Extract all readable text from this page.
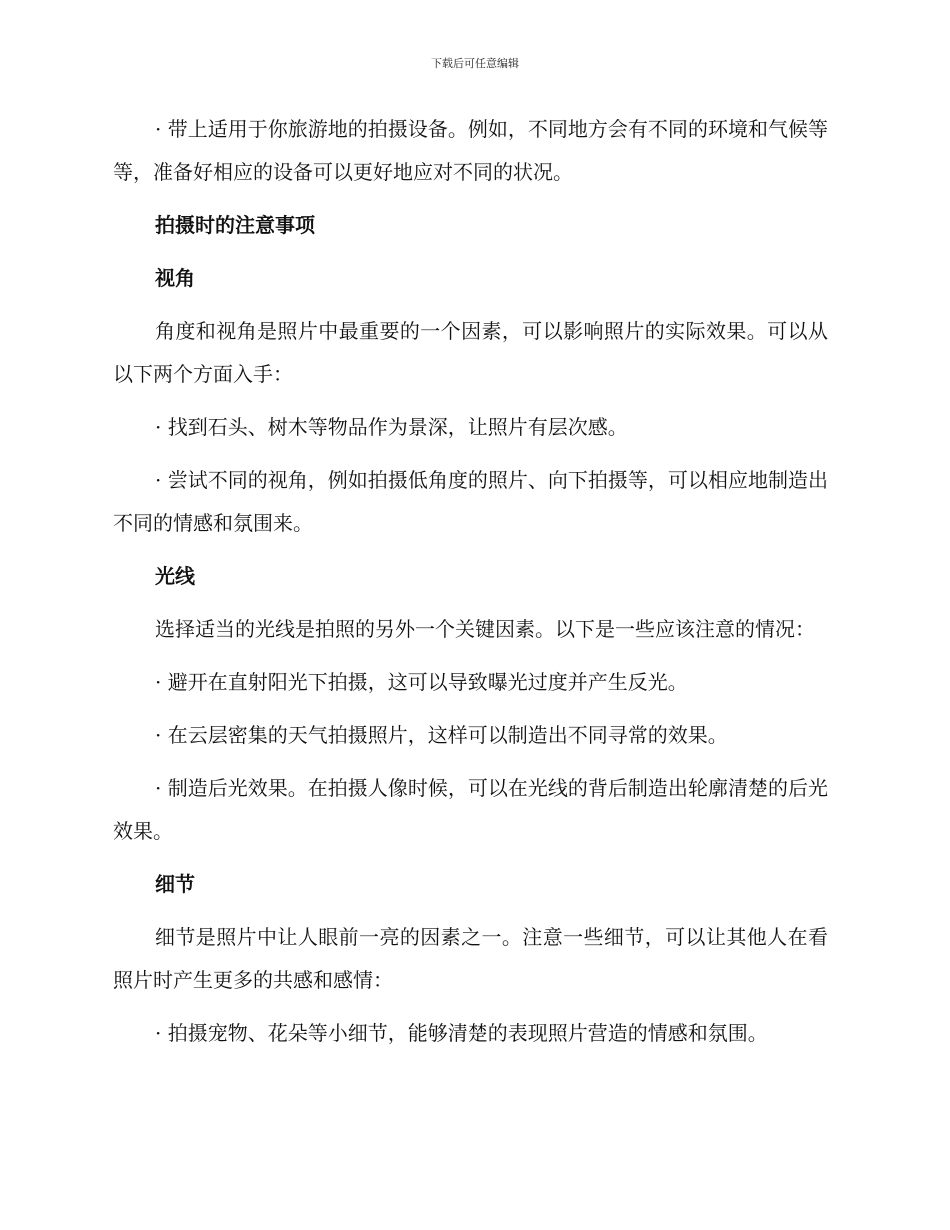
下载后可任意编辑

· 带上适用于你旅游地的拍摄设备。例如，不同地方会有不同的环境和气候等等，准备好相应的设备可以更好地应对不同的状况。

拍摄时的注意事项

视角

角度和视角是照片中最重要的一个因素，可以影响照片的实际效果。可以从以下两个方面入手：

· 找到石头、树木等物品作为景深，让照片有层次感。

· 尝试不同的视角，例如拍摄低角度的照片、向下拍摄等，可以相应地制造出不同的情感和氛围来。

光线

选择适当的光线是拍照的另外一个关键因素。以下是一些应该注意的情况：

· 避开在直射阳光下拍摄，这可以导致曝光过度并产生反光。

· 在云层密集的天气拍摄照片，这样可以制造出不同寻常的效果。

· 制造后光效果。在拍摄人像时候，可以在光线的背后制造出轮廓清楚的后光效果。

细节

细节是照片中让人眼前一亮的因素之一。注意一些细节，可以让其他人在看照片时产生更多的共感和感情：

· 拍摄宠物、花朵等小细节，能够清楚的表现照片营造的情感和氛围。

▸ **YOUR INSTRUCTIONS**
Print out the whole of the material word for word, without pictures.

▸ **EXERCISE OUTPUT**
Extract all readable text from this page.
下载后可任意编辑

· 带上适用于你旅游地的拍摄设备。例如，不同地方会有不同的环境和气候等等，准备好相应的设备可以更好地应对不同的状况。

拍摄时的注意事项

视角

角度和视角是照片中最重要的一个因素，可以影响照片的实际效果。可以从以下两个方面入手：

· 找到石头、树木等物品作为景深，让照片有层次感。

· 尝试不同的视角，例如拍摄低角度的照片、向下拍摄等，可以相应地制造出不同的情感和氛围来。

光线

选择适当的光线是拍照的另外一个关键因素。以下是一些应该注意的情况：

· 避开在直射阳光下拍摄，这可以导致曝光过度并产生反光。

· 在云层密集的天气拍摄照片，这样可以制造出不同寻常的效果。

· 制造后光效果。在拍摄人像时候，可以在光线的背后制造出轮廓清楚的后光效果。

细节

细节是照片中让人眼前一亮的因素之一。注意一些细节，可以让其他人在看照片时产生更多的共感和感情：

· 拍摄宠物、花朵等小细节，能够清楚的表现照片营造的情感和氛围。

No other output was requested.